• **What you need to do**
Restate the records below word for word.

start Data shown

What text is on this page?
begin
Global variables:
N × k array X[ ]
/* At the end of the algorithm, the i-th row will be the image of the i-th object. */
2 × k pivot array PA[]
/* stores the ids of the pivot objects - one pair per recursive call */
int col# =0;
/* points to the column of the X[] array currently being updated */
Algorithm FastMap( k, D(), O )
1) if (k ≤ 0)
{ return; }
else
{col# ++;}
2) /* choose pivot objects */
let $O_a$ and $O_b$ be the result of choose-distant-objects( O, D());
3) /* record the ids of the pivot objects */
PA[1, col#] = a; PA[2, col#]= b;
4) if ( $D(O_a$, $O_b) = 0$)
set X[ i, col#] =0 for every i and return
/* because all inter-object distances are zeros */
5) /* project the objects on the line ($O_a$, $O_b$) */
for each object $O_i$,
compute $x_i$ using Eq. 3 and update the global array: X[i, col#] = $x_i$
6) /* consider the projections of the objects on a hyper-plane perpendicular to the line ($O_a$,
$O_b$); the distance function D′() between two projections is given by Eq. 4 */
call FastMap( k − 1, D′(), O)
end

end Data shown

• **Solution to this exercise**
What text is on this page?
begin
Global variables:
N × k array X[ ]
/* At the end of the algorithm, the i-th row will be the image of the i-th object. */
2 × k pivot array PA[]
/* stores the ids of the pivot objects - one pair per recursive call */
int col# =0;
/* points to the column of the X[] array currently being updated */
Algorithm FastMap( k, D(), O )
1) if (k ≤ 0)
{ return; }
else
{col# ++;}
2) /* choose pivot objects */
let $O_a$ and $O_b$ be the result of choose-distant-objects( O, D());
3) /* record the ids of the pivot objects */
PA[1, col#] = a; PA[2, col#]= b;
4) if ( $D(O_a$, $O_b) = 0$)
set X[ i, col#] =0 for every i and return
/* because all inter-object distances are zeros */
5) /* project the objects on the line ($O_a$, $O_b$) */
for each object $O_i$,
compute $x_i$ using Eq. 3 and update the global array: X[i, col#] = $x_i$
6) /* consider the projections of the objects on a hyper-plane perpendicular to the line ($O_a$,
$O_b$); the distance function D′() between two projections is given by Eq. 4 */
call FastMap( k − 1, D′(), O)
end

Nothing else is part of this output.